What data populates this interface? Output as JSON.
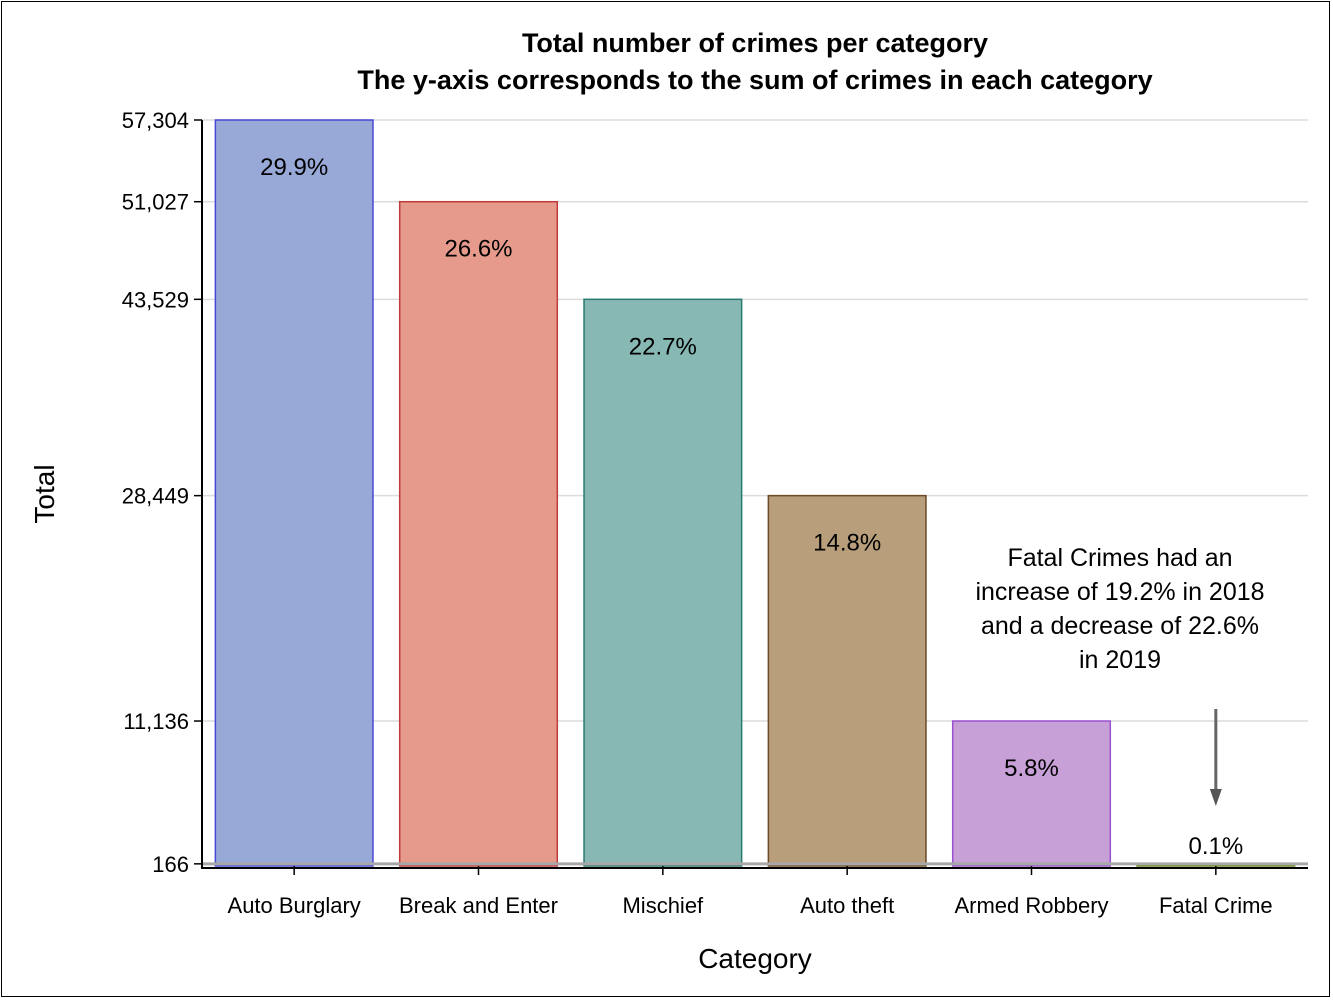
{
  "chart_data": {
    "type": "bar",
    "title": "Total number of crimes per category",
    "subtitle": "The y-axis corresponds to the sum of crimes in each category",
    "xlabel": "Category",
    "ylabel": "Total",
    "categories": [
      "Auto Burglary",
      "Break and Enter",
      "Mischief",
      "Auto theft",
      "Armed Robbery",
      "Fatal Crime"
    ],
    "values": [
      57304,
      51027,
      43529,
      28449,
      11136,
      166
    ],
    "percent_labels": [
      "29.9%",
      "26.6%",
      "22.7%",
      "14.8%",
      "5.8%",
      "0.1%"
    ],
    "colors": [
      "#98a9d7",
      "#e59a8c",
      "#87b8b3",
      "#b89e7b",
      "#c7a0d8",
      "#a7c35a"
    ],
    "edge_colors": [
      "#4848d6",
      "#c03a3a",
      "#2a7a72",
      "#6b4a24",
      "#9a50d0",
      "#6a8a20"
    ],
    "y_tick_labels": [
      "57,304",
      "51,027",
      "43,529",
      "28,449",
      "11,136",
      "166"
    ],
    "y_ticks": [
      57304,
      51027,
      43529,
      28449,
      11136,
      166
    ],
    "ylim": [
      0,
      57304
    ],
    "grid": true,
    "reference_line": 166,
    "annotation": {
      "lines": [
        "Fatal Crimes had an",
        "increase of 19.2% in 2018",
        "and a decrease of 22.6%",
        "in 2019"
      ],
      "arrow_target": "Fatal Crime"
    }
  }
}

• REQUIRED WORK
Read the lines above. Gather those in which the string "Total" is found.

• COMPLETED TASK
    "title": "Total number of crimes per category",
    "ylabel": "Total",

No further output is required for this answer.